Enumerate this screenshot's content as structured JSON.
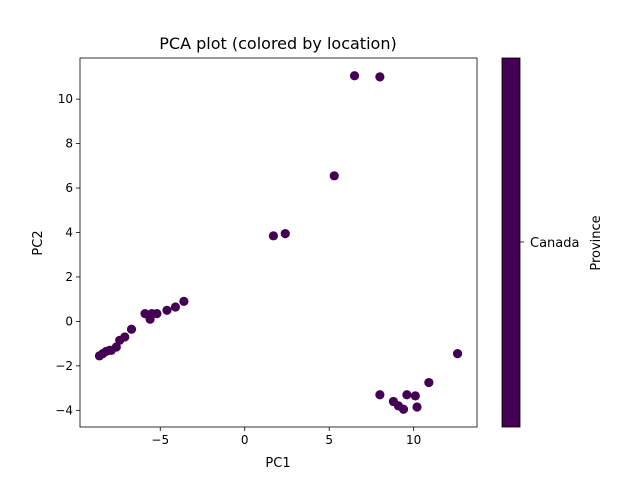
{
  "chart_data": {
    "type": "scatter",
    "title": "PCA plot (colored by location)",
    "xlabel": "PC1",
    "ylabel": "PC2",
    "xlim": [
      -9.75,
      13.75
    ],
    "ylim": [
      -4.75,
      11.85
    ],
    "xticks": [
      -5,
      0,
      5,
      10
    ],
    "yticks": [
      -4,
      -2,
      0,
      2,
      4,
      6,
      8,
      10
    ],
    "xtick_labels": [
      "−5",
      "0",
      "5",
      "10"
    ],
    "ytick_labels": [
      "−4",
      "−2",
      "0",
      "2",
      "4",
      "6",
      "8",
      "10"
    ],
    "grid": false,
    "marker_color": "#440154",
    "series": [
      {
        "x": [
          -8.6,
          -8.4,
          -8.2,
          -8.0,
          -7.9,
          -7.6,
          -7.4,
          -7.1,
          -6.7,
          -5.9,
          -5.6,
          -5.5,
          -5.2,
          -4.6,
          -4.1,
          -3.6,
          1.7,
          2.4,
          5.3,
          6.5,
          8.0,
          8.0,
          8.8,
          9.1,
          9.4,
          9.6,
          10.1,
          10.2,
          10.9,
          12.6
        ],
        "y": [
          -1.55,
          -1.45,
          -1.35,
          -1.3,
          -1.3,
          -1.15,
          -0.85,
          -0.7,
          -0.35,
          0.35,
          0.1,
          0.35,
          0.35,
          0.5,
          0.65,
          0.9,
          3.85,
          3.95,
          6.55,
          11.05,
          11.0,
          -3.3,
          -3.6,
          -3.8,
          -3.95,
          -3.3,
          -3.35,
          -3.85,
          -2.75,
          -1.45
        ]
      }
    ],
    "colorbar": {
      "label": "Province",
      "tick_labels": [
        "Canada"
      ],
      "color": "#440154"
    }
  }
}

...

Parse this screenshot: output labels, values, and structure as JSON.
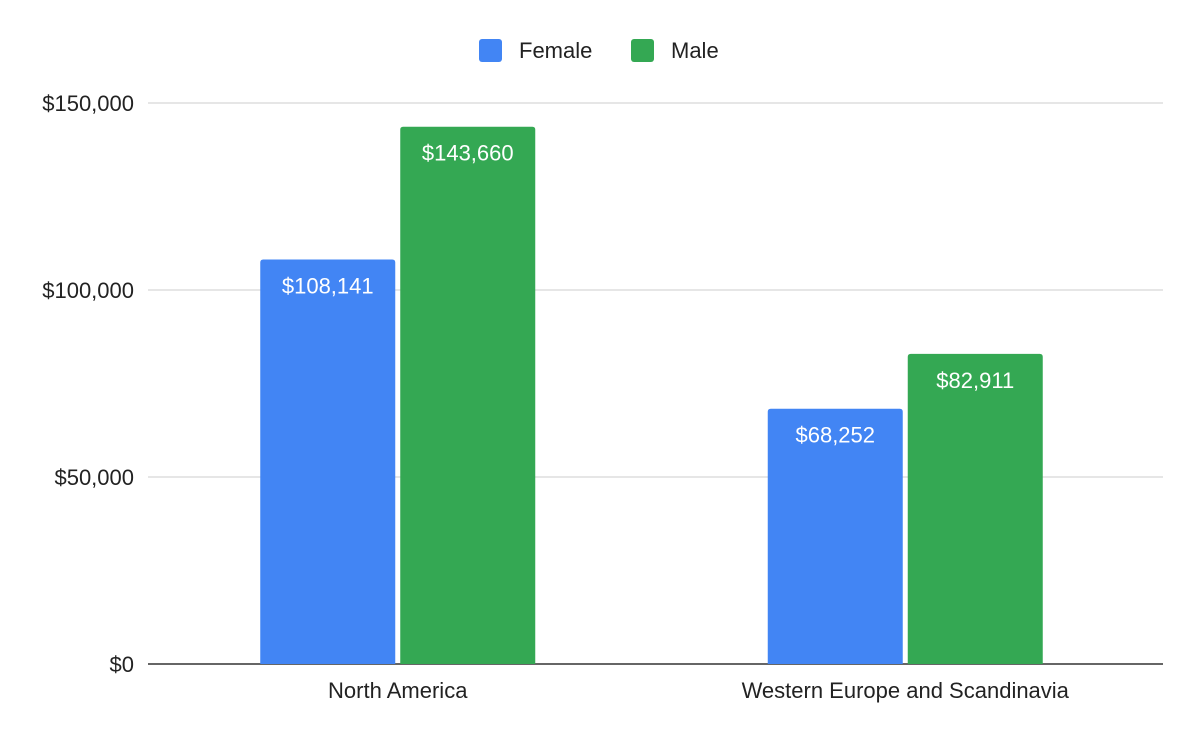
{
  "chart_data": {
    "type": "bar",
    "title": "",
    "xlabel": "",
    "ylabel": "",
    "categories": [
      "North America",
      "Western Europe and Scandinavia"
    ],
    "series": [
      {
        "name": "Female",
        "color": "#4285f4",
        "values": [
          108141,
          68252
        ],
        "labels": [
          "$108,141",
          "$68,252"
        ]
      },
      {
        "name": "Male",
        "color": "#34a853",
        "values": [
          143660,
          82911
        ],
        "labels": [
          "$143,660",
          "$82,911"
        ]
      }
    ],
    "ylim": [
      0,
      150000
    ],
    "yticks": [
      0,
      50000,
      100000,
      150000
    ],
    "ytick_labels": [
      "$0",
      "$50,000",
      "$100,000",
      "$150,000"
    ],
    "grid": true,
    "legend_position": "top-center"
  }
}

**TASK TO COMPLETE**: Write out every line of the data that holds the word "JSON".

**RESULT FOR THIS TASK**:
Enumerate this screenshot's content as structured JSON.
Parse this screenshot: output labels, values, and structure as JSON.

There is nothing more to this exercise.